◆ **EXERCISE DIRECTIONS**
Copy every line of the data that includes the string "risks".

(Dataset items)
** begin **

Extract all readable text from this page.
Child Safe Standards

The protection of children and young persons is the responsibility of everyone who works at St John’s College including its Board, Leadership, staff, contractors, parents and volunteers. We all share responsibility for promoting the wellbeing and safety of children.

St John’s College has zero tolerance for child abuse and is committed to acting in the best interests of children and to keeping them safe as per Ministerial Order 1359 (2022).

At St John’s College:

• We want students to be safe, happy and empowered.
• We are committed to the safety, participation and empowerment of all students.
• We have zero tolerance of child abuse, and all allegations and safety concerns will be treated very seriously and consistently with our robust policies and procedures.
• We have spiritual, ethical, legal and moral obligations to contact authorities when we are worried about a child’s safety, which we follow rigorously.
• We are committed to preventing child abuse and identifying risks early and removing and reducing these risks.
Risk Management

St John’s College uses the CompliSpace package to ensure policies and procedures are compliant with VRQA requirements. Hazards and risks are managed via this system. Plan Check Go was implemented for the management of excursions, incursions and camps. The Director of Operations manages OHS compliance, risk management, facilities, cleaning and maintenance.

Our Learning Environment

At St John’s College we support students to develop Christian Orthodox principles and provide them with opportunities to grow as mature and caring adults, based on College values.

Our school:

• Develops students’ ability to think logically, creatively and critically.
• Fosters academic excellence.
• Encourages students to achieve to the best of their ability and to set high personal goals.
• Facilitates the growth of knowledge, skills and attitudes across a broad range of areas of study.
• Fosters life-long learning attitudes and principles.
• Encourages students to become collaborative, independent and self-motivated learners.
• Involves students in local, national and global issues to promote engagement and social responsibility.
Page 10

** end **

◆ **TASK ANSWER**
• We are committed to preventing child abuse and identifying risks early and removing and reducing these risks.
St John’s College uses the CompliSpace package to ensure policies and procedures are compliant with VRQA requirements. Hazards and risks are managed via this system. Plan Check Go was implemented for the management of excursions, incursions and camps. The Director of Operations manages OHS compliance, risk management, facilities, cleaning and maintenance.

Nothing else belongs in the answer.